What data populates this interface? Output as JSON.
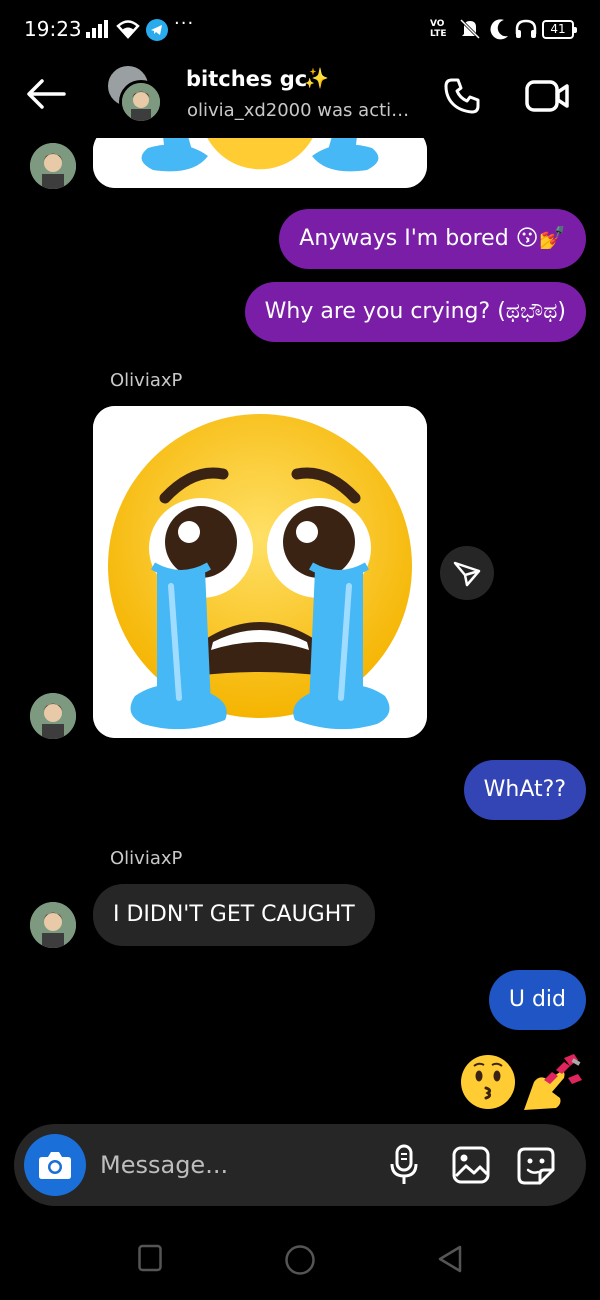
{
  "status_bar": {
    "time": "19:23",
    "overflow": "···",
    "volte_top": "VO",
    "volte_bottom": "LTE",
    "battery": "41",
    "icons": [
      "signal-icon",
      "wifi-icon",
      "telegram-icon",
      "volte-icon",
      "silent-icon",
      "moon-icon",
      "headset-icon",
      "battery-icon"
    ]
  },
  "header": {
    "title": "bitches gc",
    "title_emoji": "✨",
    "subtitle": "olivia_xd2000 was activ..."
  },
  "messages": [
    {
      "id": "sticker-top",
      "kind": "sticker",
      "sender": "OliviaxP",
      "emoji_name": "loudly-crying-face"
    },
    {
      "id": "msg-1",
      "kind": "text",
      "outgoing": true,
      "text": "Anyways I'm bored 😗💅",
      "color": "#7a1ea8"
    },
    {
      "id": "msg-2",
      "kind": "text",
      "outgoing": true,
      "text": "Why are you crying? (ಥಭೌಥ)",
      "color": "#7a1ea8"
    },
    {
      "id": "sender-1",
      "kind": "sender",
      "text": "OliviaxP"
    },
    {
      "id": "sticker-main",
      "kind": "sticker",
      "sender": "OliviaxP",
      "emoji_name": "loudly-crying-face"
    },
    {
      "id": "msg-3",
      "kind": "text",
      "outgoing": true,
      "text": "WhAt??",
      "color": "#3344b5"
    },
    {
      "id": "sender-2",
      "kind": "sender",
      "text": "OliviaxP"
    },
    {
      "id": "msg-4",
      "kind": "text",
      "outgoing": false,
      "text": "I DIDN'T GET CAUGHT",
      "color": "#262626"
    },
    {
      "id": "msg-5",
      "kind": "text",
      "outgoing": true,
      "text": "U did",
      "color": "#1f55c4"
    },
    {
      "id": "msg-6",
      "kind": "emoji",
      "outgoing": true,
      "emoji_names": [
        "kissing-face",
        "nail-polish"
      ]
    }
  ],
  "composer": {
    "placeholder": "Message..."
  },
  "colors": {
    "background": "#000000",
    "incoming_bubble": "#262626",
    "camera_button": "#1a6fd8",
    "emoji_yellow": "#FFCC33",
    "tear_blue": "#45B8F5"
  }
}
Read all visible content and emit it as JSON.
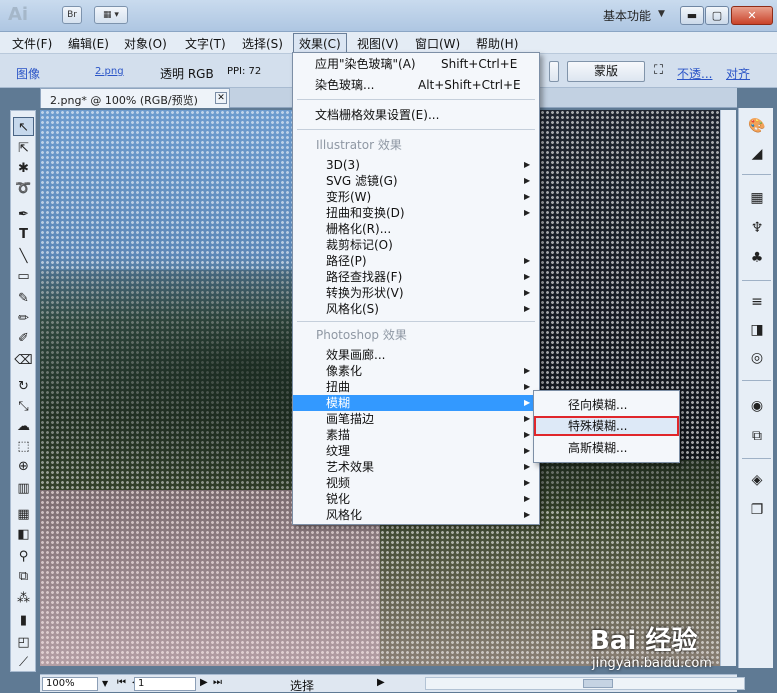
{
  "titlebar": {
    "app_logo": "Ai",
    "bridge_label": "Br",
    "workspace": "基本功能",
    "minimize": "▬",
    "restore": "▢",
    "close": "✕"
  },
  "menubar": {
    "items": [
      "文件(F)",
      "编辑(E)",
      "对象(O)",
      "文字(T)",
      "选择(S)",
      "效果(C)",
      "视图(V)",
      "窗口(W)",
      "帮助(H)"
    ]
  },
  "controlbar": {
    "image": "图像",
    "filename": "2.png",
    "color_mode": "透明 RGB",
    "ppi": "PPI: 72",
    "mask_button": "蒙版",
    "opacity_link": "不透...",
    "align_link": "对齐"
  },
  "document": {
    "tab_label": "2.png* @ 100% (RGB/预览)",
    "tab_close": "✕"
  },
  "statusbar": {
    "zoom": "100%",
    "page": "1",
    "tool": "选择"
  },
  "effects_menu": {
    "apply_last": {
      "label": "应用\"染色玻璃\"(A)",
      "shortcut": "Shift+Ctrl+E"
    },
    "last_effect": {
      "label": "染色玻璃...",
      "shortcut": "Alt+Shift+Ctrl+E"
    },
    "raster_settings": "文档栅格效果设置(E)...",
    "illustrator_header": "Illustrator 效果",
    "illustrator_items": [
      "3D(3)",
      "SVG 滤镜(G)",
      "变形(W)",
      "扭曲和变换(D)",
      "栅格化(R)...",
      "裁剪标记(O)",
      "路径(P)",
      "路径查找器(F)",
      "转换为形状(V)",
      "风格化(S)"
    ],
    "photoshop_header": "Photoshop 效果",
    "photoshop_items": [
      "效果画廊...",
      "像素化",
      "扭曲",
      "模糊",
      "画笔描边",
      "素描",
      "纹理",
      "艺术效果",
      "视频",
      "锐化",
      "风格化"
    ]
  },
  "blur_submenu": {
    "items": [
      "径向模糊...",
      "特殊模糊...",
      "高斯模糊..."
    ],
    "selected": "特殊模糊..."
  },
  "watermark": {
    "logo": "Bai 经验",
    "url": "jingyan.baidu.com"
  }
}
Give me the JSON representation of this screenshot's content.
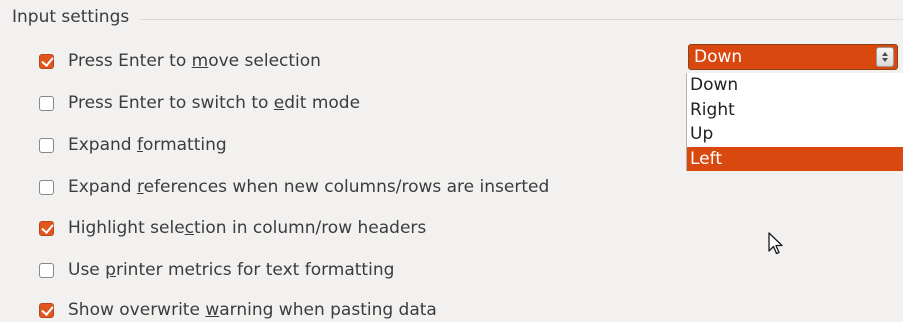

※

THE EXERCISE> Using the material above, return every line exactly as it appears, minus the pictures.

SOLVED PROBLEM>
What data populates this interface? Output as JSON.
{
  "status_bar": {
    "time": "19:23",
    "overflow": "···",
    "volte_top": "VO",
    "volte_bottom": "LTE",
    "battery": "41",
    "icons": [
      "signal-icon",
      "wifi-icon",
      "telegram-icon",
      "volte-icon",
      "silent-icon",
      "moon-icon",
      "headset-icon",
      "battery-icon"
    ]
  },
  "header": {
    "title": "bitches gc",
    "title_emoji": "✨",
    "subtitle": "olivia_xd2000 was activ..."
  },
  "messages": [
    {
      "id": "sticker-top",
      "kind": "sticker",
      "sender": "OliviaxP",
      "emoji_name": "loudly-crying-face"
    },
    {
      "id": "msg-1",
      "kind": "text",
      "outgoing": true,
      "text": "Anyways I'm bored 😗💅",
      "color": "#7a1ea8"
    },
    {
      "id": "msg-2",
      "kind": "text",
      "outgoing": true,
      "text": "Why are you crying? (ಥಭೌಥ)",
      "color": "#7a1ea8"
    },
    {
      "id": "sender-1",
      "kind": "sender",
      "text": "OliviaxP"
    },
    {
      "id": "sticker-main",
      "kind": "sticker",
      "sender": "OliviaxP",
      "emoji_name": "loudly-crying-face"
    },
    {
      "id": "msg-3",
      "kind": "text",
      "outgoing": true,
      "text": "WhAt??",
      "color": "#3344b5"
    },
    {
      "id": "sender-2",
      "kind": "sender",
      "text": "OliviaxP"
    },
    {
      "id": "msg-4",
      "kind": "text",
      "outgoing": false,
      "text": "I DIDN'T GET CAUGHT",
      "color": "#262626"
    },
    {
      "id": "msg-5",
      "kind": "text",
      "outgoing": true,
      "text": "U did",
      "color": "#1f55c4"
    },
    {
      "id": "msg-6",
      "kind": "emoji",
      "outgoing": true,
      "emoji_names": [
        "kissing-face",
        "nail-polish"
      ]
    }
  ],
  "composer": {
    "placeholder": "Message..."
  },
  "colors": {
    "background": "#000000",
    "incoming_bubble": "#262626",
    "camera_button": "#1a6fd8",
    "emoji_yellow": "#FFCC33",
    "tear_blue": "#45B8F5"
  }
}
Read all visible content and emit it as JSON.
{
  "titlebar": {
    "app_logo": "Ai",
    "bridge_label": "Br",
    "workspace": "基本功能",
    "minimize": "▬",
    "restore": "▢",
    "close": "✕"
  },
  "menubar": {
    "items": [
      "文件(F)",
      "编辑(E)",
      "对象(O)",
      "文字(T)",
      "选择(S)",
      "效果(C)",
      "视图(V)",
      "窗口(W)",
      "帮助(H)"
    ]
  },
  "controlbar": {
    "image": "图像",
    "filename": "2.png",
    "color_mode": "透明 RGB",
    "ppi": "PPI: 72",
    "mask_button": "蒙版",
    "opacity_link": "不透...",
    "align_link": "对齐"
  },
  "document": {
    "tab_label": "2.png* @ 100% (RGB/预览)",
    "tab_close": "✕"
  },
  "statusbar": {
    "zoom": "100%",
    "page": "1",
    "tool": "选择"
  },
  "effects_menu": {
    "apply_last": {
      "label": "应用\"染色玻璃\"(A)",
      "shortcut": "Shift+Ctrl+E"
    },
    "last_effect": {
      "label": "染色玻璃...",
      "shortcut": "Alt+Shift+Ctrl+E"
    },
    "raster_settings": "文档栅格效果设置(E)...",
    "illustrator_header": "Illustrator 效果",
    "illustrator_items": [
      "3D(3)",
      "SVG 滤镜(G)",
      "变形(W)",
      "扭曲和变换(D)",
      "栅格化(R)...",
      "裁剪标记(O)",
      "路径(P)",
      "路径查找器(F)",
      "转换为形状(V)",
      "风格化(S)"
    ],
    "photoshop_header": "Photoshop 效果",
    "photoshop_items": [
      "效果画廊...",
      "像素化",
      "扭曲",
      "模糊",
      "画笔描边",
      "素描",
      "纹理",
      "艺术效果",
      "视频",
      "锐化",
      "风格化"
    ]
  },
  "blur_submenu": {
    "items": [
      "径向模糊...",
      "特殊模糊...",
      "高斯模糊..."
    ],
    "selected": "特殊模糊..."
  },
  "watermark": {
    "logo": "Bai 经验",
    "url": "jingyan.baidu.com"
  }
}
Give me the JSON representation of this screenshot's content.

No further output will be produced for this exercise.